> **Written request**:
Each entry must be reproduced precisely as it stands.

> **Available records**:
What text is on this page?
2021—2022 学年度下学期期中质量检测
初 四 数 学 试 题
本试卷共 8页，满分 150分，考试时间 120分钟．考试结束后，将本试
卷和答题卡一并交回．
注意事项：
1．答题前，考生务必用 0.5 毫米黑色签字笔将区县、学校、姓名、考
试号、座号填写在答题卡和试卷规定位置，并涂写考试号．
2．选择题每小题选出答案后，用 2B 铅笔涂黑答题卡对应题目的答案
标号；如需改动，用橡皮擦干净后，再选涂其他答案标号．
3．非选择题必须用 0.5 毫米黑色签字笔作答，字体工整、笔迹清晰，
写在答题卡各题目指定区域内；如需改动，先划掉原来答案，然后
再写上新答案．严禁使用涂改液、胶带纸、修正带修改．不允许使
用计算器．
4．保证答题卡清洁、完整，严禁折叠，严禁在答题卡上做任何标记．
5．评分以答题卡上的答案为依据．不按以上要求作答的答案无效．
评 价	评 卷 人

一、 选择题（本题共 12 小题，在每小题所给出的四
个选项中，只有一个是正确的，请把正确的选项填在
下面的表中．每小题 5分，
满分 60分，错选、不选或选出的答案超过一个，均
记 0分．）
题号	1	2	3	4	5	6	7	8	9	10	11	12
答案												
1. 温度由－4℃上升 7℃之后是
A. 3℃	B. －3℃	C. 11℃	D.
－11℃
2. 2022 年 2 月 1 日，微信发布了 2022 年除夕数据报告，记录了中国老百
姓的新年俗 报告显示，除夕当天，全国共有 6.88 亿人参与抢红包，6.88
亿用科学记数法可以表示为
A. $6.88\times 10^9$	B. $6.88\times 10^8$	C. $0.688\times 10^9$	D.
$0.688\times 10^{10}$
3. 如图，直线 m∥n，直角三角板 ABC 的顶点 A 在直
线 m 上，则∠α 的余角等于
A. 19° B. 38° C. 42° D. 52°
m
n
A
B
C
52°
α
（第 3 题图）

> **Result for this exercise**:
What text is on this page?
2021—2022 学年度下学期期中质量检测
初 四 数 学 试 题
本试卷共 8页，满分 150分，考试时间 120分钟．考试结束后，将本试
卷和答题卡一并交回．
注意事项：
1．答题前，考生务必用 0.5 毫米黑色签字笔将区县、学校、姓名、考
试号、座号填写在答题卡和试卷规定位置，并涂写考试号．
2．选择题每小题选出答案后，用 2B 铅笔涂黑答题卡对应题目的答案
标号；如需改动，用橡皮擦干净后，再选涂其他答案标号．
3．非选择题必须用 0.5 毫米黑色签字笔作答，字体工整、笔迹清晰，
写在答题卡各题目指定区域内；如需改动，先划掉原来答案，然后
再写上新答案．严禁使用涂改液、胶带纸、修正带修改．不允许使
用计算器．
4．保证答题卡清洁、完整，严禁折叠，严禁在答题卡上做任何标记．
5．评分以答题卡上的答案为依据．不按以上要求作答的答案无效．
评 价	评 卷 人

一、 选择题（本题共 12 小题，在每小题所给出的四
个选项中，只有一个是正确的，请把正确的选项填在
下面的表中．每小题 5分，
满分 60分，错选、不选或选出的答案超过一个，均
记 0分．）
题号	1	2	3	4	5	6	7	8	9	10	11	12
答案												
1. 温度由－4℃上升 7℃之后是
A. 3℃	B. －3℃	C. 11℃	D.
－11℃
2. 2022 年 2 月 1 日，微信发布了 2022 年除夕数据报告，记录了中国老百
姓的新年俗 报告显示，除夕当天，全国共有 6.88 亿人参与抢红包，6.88
亿用科学记数法可以表示为
A. $6.88\times 10^9$	B. $6.88\times 10^8$	C. $0.688\times 10^9$	D.
$0.688\times 10^{10}$
3. 如图，直线 m∥n，直角三角板 ABC 的顶点 A 在直
线 m 上，则∠α 的余角等于
A. 19° B. 38° C. 42° D. 52°
m
n
A
B
C
52°
α
（第 3 题图）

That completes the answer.